▸ EXERCISE GOAL
Go through the listing and pick out each line with the word "NDPA" in it.

Rows from a dataset
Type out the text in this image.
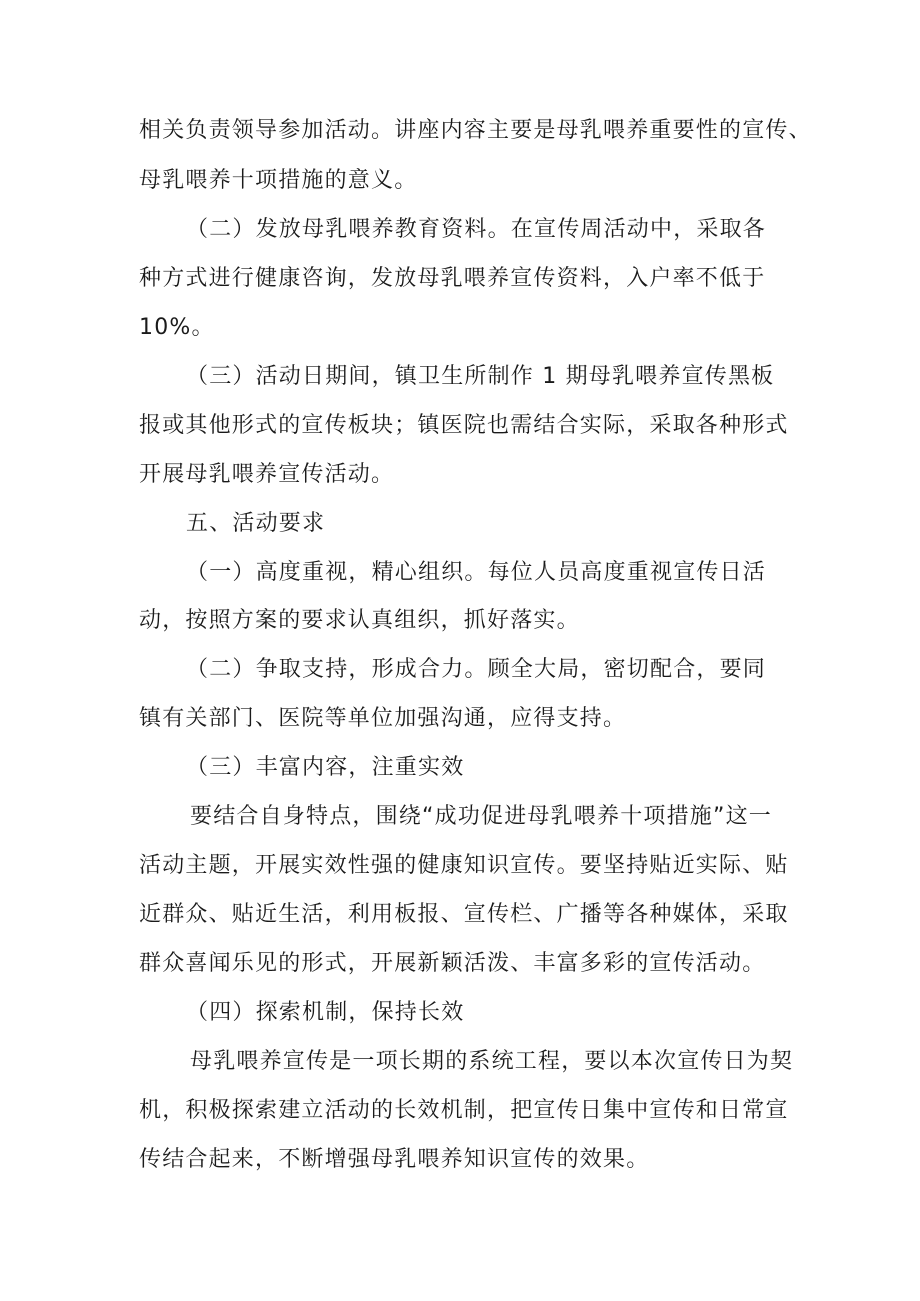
相关负责领导参加活动。讲座内容主要是母乳喂养重要性的宣传、

母乳喂养十项措施的意义。

（二）发放母乳喂养教育资料。在宣传周活动中，采取各

种方式进行健康咨询，发放母乳喂养宣传资料，入户率不低于

10%。

（三）活动日期间，镇卫生所制作 1 期母乳喂养宣传黑板

报或其他形式的宣传板块；镇医院也需结合实际，采取各种形式

开展母乳喂养宣传活动。

五、活动要求

（一）高度重视，精心组织。每位人员高度重视宣传日活

动，按照方案的要求认真组织，抓好落实。

（二）争取支持，形成合力。顾全大局，密切配合，要同

镇有关部门、医院等单位加强沟通，应得支持。

（三）丰富内容，注重实效

要结合自身特点，围绕“成功促进母乳喂养十项措施”这一

活动主题，开展实效性强的健康知识宣传。要坚持贴近实际、贴

近群众、贴近生活，利用板报、宣传栏、广播等各种媒体，采取

群众喜闻乐见的形式，开展新颖活泼、丰富多彩的宣传活动。

（四）探索机制，保持长效

母乳喂养宣传是一项长期的系统工程，要以本次宣传日为契

机，积极探索建立活动的长效机制，把宣传日集中宣传和日常宣

传结合起来，不断增强母乳喂养知识宣传的效果。
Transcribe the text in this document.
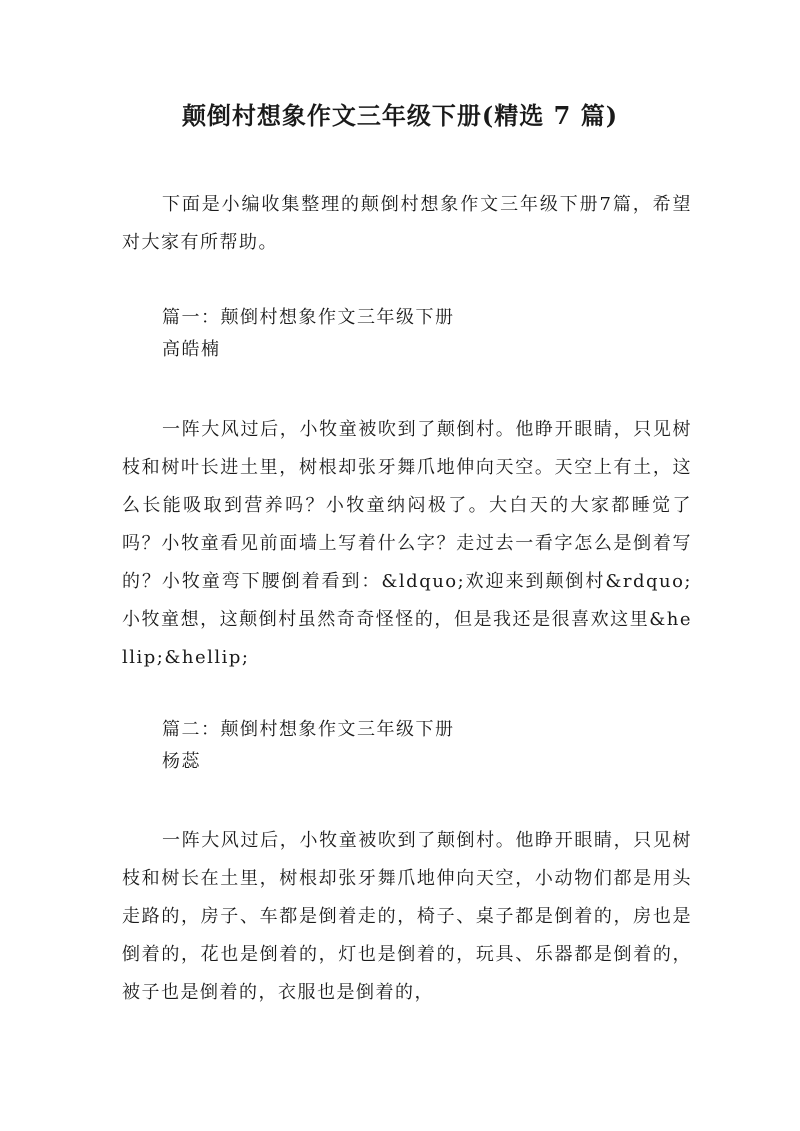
颠倒村想象作文三年级下册(精选 7 篇)

下面是小编收集整理的颠倒村想象作文三年级下册7篇，希望对大家有所帮助。

篇一：颠倒村想象作文三年级下册
高皓楠

一阵大风过后，小牧童被吹到了颠倒村。他睁开眼睛，只见树枝和树叶长进土里，树根却张牙舞爪地伸向天空。天空上有土，这么长能吸取到营养吗？小牧童纳闷极了。大白天的大家都睡觉了吗？小牧童看见前面墙上写着什么字？走过去一看字怎么是倒着写的？小牧童弯下腰倒着看到：&ldquo;欢迎来到颠倒村&rdquo;小牧童想，这颠倒村虽然奇奇怪怪的，但是我还是很喜欢这里&hellip;&hellip;

篇二：颠倒村想象作文三年级下册
杨蕊

一阵大风过后，小牧童被吹到了颠倒村。他睁开眼睛，只见树枝和树长在土里，树根却张牙舞爪地伸向天空，小动物们都是用头走路的，房子、车都是倒着走的，椅子、桌子都是倒着的，房也是倒着的，花也是倒着的，灯也是倒着的，玩具、乐器都是倒着的，被子也是倒着的，衣服也是倒着的，
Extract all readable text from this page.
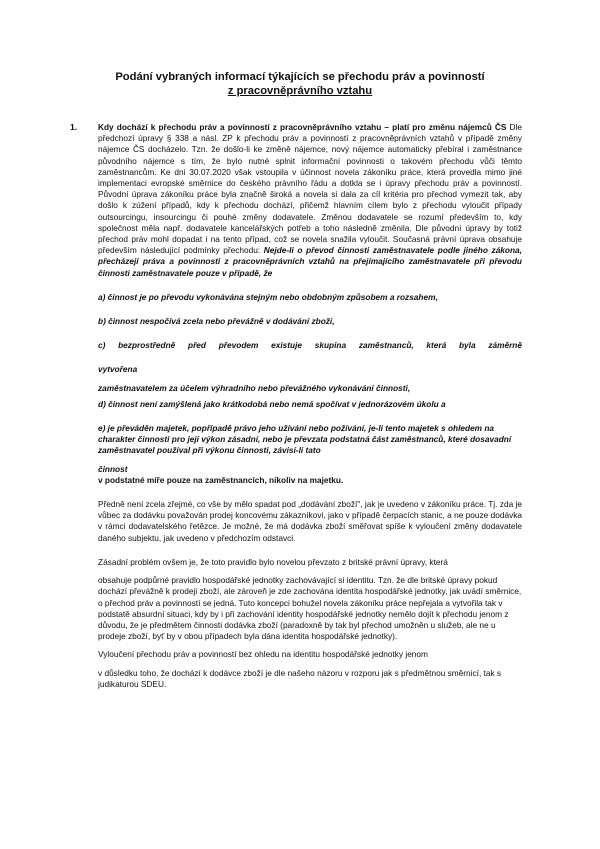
Podání vybraných informací týkajících se přechodu práv a povinností
z pracovněprávního vztahu
1.	Kdy dochází k přechodu práv a povinností z pracovněprávního vztahu – platí pro změnu nájemců ČS Dle předchozí úpravy § 338 a násl. ZP k přechodu práv a povinností z pracovněprávních vztahů v případě změny nájemce ČS docházelo. Tzn. že došlo-li ke změně nájemce, nový nájemce automaticky přebíral i zaměstnance původního nájemce s tím, že bylo nutné splnit informační povinnosti o takovém přechodu vůči těmto zaměstnancům. Ke dni 30.07.2020 však vstoupila v účinnost novela zákoníku práce, která provedla mimo jiné implementaci evropské směrnice do českého právního řádu a dotkla se i úpravy přechodu práv a povinností. Původní úprava zákoníku práce byla značně široká a novela si dala za cíl kritéria pro přechod vymezit tak, aby došlo k zúžení případů, kdy k přechodu dochází, přičemž hlavním cílem bylo z přechodu vyloučit případy outsourcingu, insourcingu či pouhé změny dodavatele. Změnou dodavatele se rozumí především to, kdy společnost měla např. dodavatele kancelářských potřeb a toho následně změnila. Dle původní úpravy by totiž přechod práv mohl dopadat i na tento případ, což se novela snažila vyloučit. Současná právní úprava obsahuje především následující podmínky přechodu: Nejde-li o převod činnosti zaměstnavatele podle jiného zákona, přecházejí práva a povinnosti z pracovněprávních vztahů na přejímajícího zaměstnavatele při převodu činnosti zaměstnavatele pouze v případě, že

a) činnost je po převodu vykonávána stejným nebo obdobným způsobem a rozsahem,

b) činnost nespočívá zcela nebo převážně v dodávání zboží,

c) bezprostředně před převodem existuje skupina zaměstnanců, která byla záměrně

vytvořena

zaměstnavatelem za účelem výhradního nebo převážného vykonávání činnosti,

d) činnost není zamýšlená jako krátkodobá nebo nemá spočívat v jednorázovém úkolu a

e) je převáděn majetek, popřípadě právo jeho užívání nebo požívání, je-li tento majetek s ohledem na charakter činnosti pro její výkon zásadní, nebo je převzata podstatná část zaměstnanců, které dosavadní zaměstnavatel používal při výkonu činnosti, závisí-li tato

činnost

v podstatné míře pouze na zaměstnancích, nikoliv na majetku.

Předně není zcela zřejmé, co vše by mělo spadat pod „dodávání zboží", jak je uvedeno v zákoníku práce. Tj. zda je vůbec za dodávku považován prodej koncovému zákazníkovi, jako v případě čerpacích stanic, a ne pouze dodávka v rámci dodavatelského řetězce. Je možné, že má dodávka zboží směřovat spíše k vyloučení změny dodavatele daného subjektu, jak uvedeno v předchozím odstavci.

Zásadní problém ovšem je, že toto pravidlo bylo novelou převzato z britské právní úpravy, která

obsahuje podpůrné pravidlo hospodářské jednotky zachovávající si identitu. Tzn. že dle britské úpravy pokud dochází převážně k prodeji zboží, ale zároveň je zde zachována identita hospodářské jednotky, jak uvádí směrnice, o přechod práv a povinností se jedná. Tuto koncepci bohužel novela zákoníku práce nepřejala a vytvořila tak v podstatě absurdní situaci, kdy by i při zachování identity hospodářské jednotky nemělo dojít k přechodu jenom z důvodu, že je předmětem činnosti dodávka zboží (paradoxně by tak byl přechod umožněn u služeb, ale ne u prodeje zboží, byť by v obou případech byla dána identita hospodářské jednotky).

Vyloučení přechodu práv a povinností bez ohledu na identitu hospodářské jednotky jenom

v důsledku toho, že dochází k dodávce zboží je dle našeho názoru v rozporu jak s předmětnou směrnicí, tak s judikaturou SDEU.
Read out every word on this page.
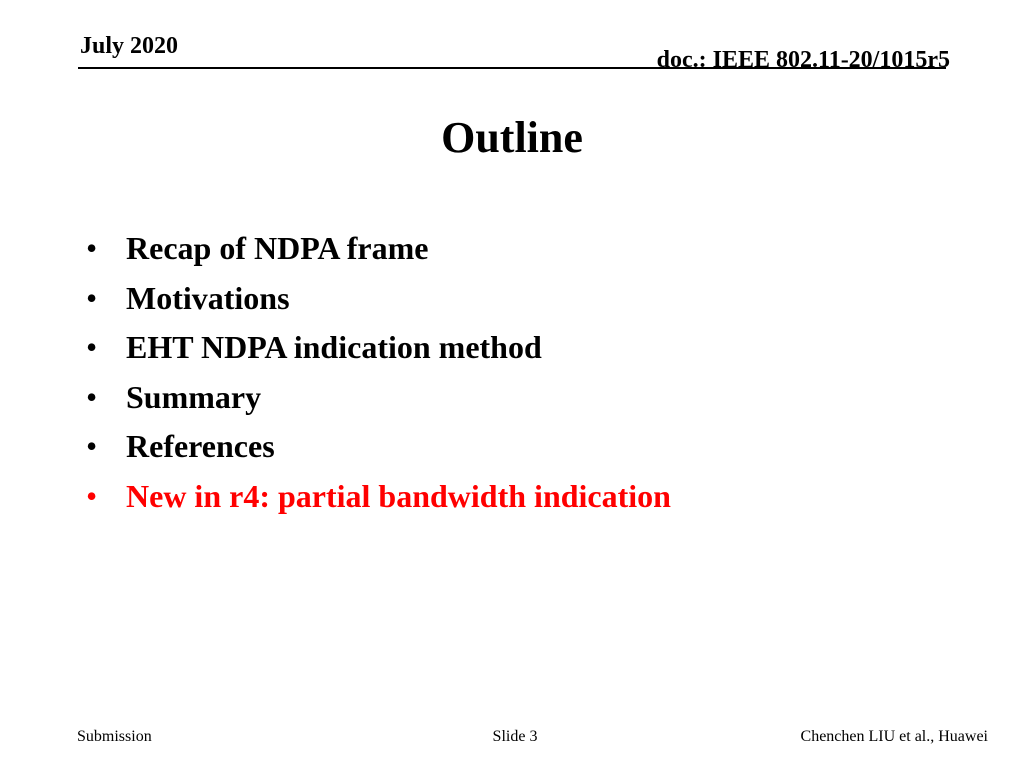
July 2020
doc.: IEEE 802.11-20/1015r5
Outline
• Recap of NDPA frame
• Motivations
• EHT NDPA indication method
• Summary
• References
• New in r4: partial bandwidth indication
Submission	Slide 3	Chenchen LIU et al., Huawei
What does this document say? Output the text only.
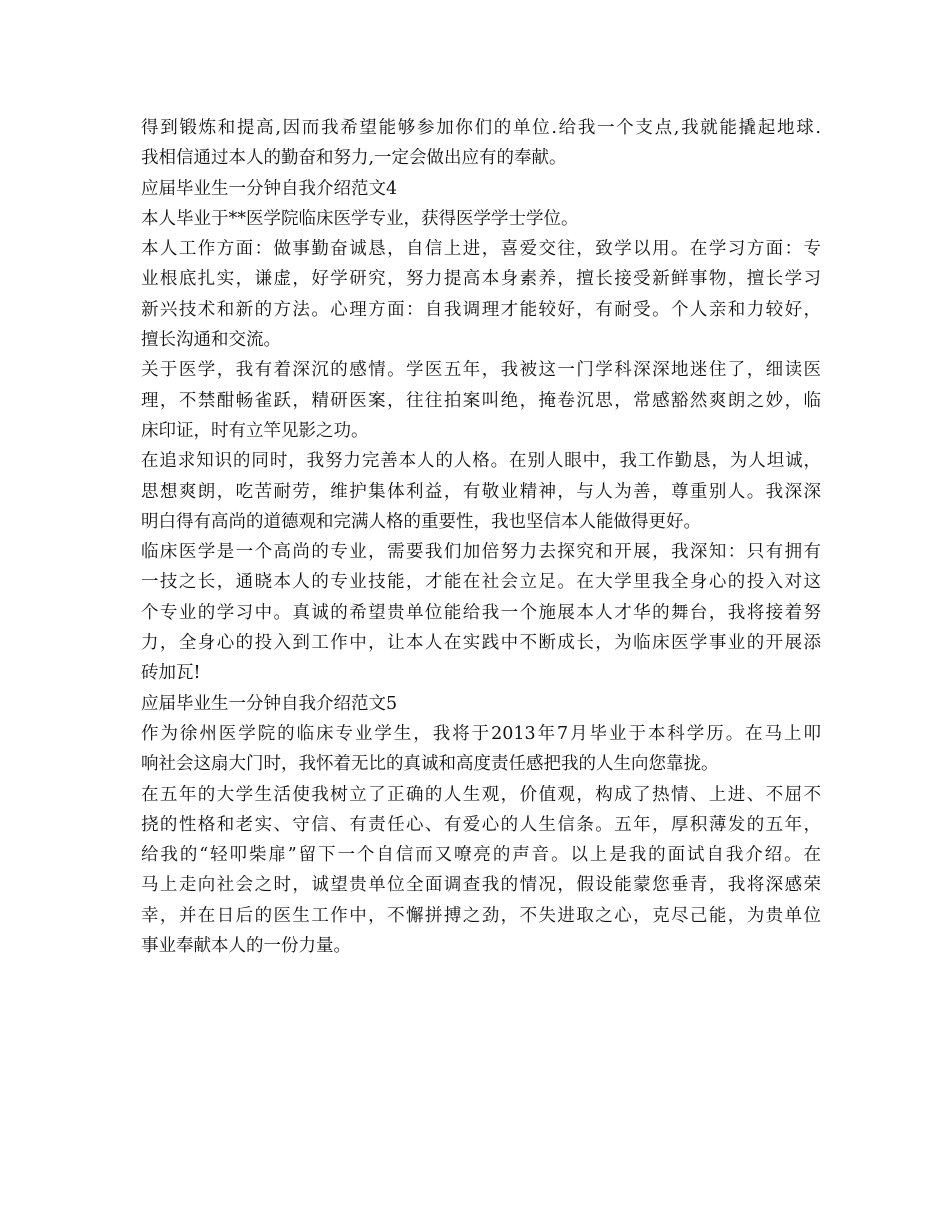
得到锻炼和提高,因而我希望能够参加你们的单位.给我一个支点,我就能撬起地球.
我相信通过本人的勤奋和努力,一定会做出应有的奉献。

应届毕业生一分钟自我介绍范文4

本人毕业于**医学院临床医学专业，获得医学学士学位。

本人工作方面：做事勤奋诚恳，自信上进，喜爱交往，致学以用。在学习方面：专
业根底扎实，谦虚，好学研究，努力提高本身素养，擅长接受新鲜事物，擅长学习
新兴技术和新的方法。心理方面：自我调理才能较好，有耐受。个人亲和力较好，
擅长沟通和交流。

关于医学，我有着深沉的感情。学医五年，我被这一门学科深深地迷住了，细读医
理，不禁酣畅雀跃，精研医案，往往拍案叫绝，掩卷沉思，常感豁然爽朗之妙，临
床印证，时有立竿见影之功。

在追求知识的同时，我努力完善本人的人格。在别人眼中，我工作勤恳，为人坦诚，
思想爽朗，吃苦耐劳，维护集体利益，有敬业精神，与人为善，尊重别人。我深深
明白得有高尚的道德观和完满人格的重要性，我也坚信本人能做得更好。

临床医学是一个高尚的专业，需要我们加倍努力去探究和开展，我深知：只有拥有
一技之长，通晓本人的专业技能，才能在社会立足。在大学里我全身心的投入对这
个专业的学习中。真诚的希望贵单位能给我一个施展本人才华的舞台，我将接着努
力，全身心的投入到工作中，让本人在实践中不断成长，为临床医学事业的开展添
砖加瓦!

应届毕业生一分钟自我介绍范文5

作为徐州医学院的临床专业学生，我将于2013年7月毕业于本科学历。在马上叩
响社会这扇大门时，我怀着无比的真诚和高度责任感把我的人生向您靠拢。

在五年的大学生活使我树立了正确的人生观，价值观，构成了热情、上进、不屈不
挠的性格和老实、守信、有责任心、有爱心的人生信条。五年，厚积薄发的五年，
给我的“轻叩柴扉”留下一个自信而又嘹亮的声音。以上是我的面试自我介绍。在
马上走向社会之时，诚望贵单位全面调查我的情况，假设能蒙您垂青，我将深感荣
幸，并在日后的医生工作中，不懈拼搏之劲，不失进取之心，克尽己能，为贵单位
事业奉献本人的一份力量。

▸ OUTPUT BELOW
• Recap of NDPA frame
• EHT NDPA indication method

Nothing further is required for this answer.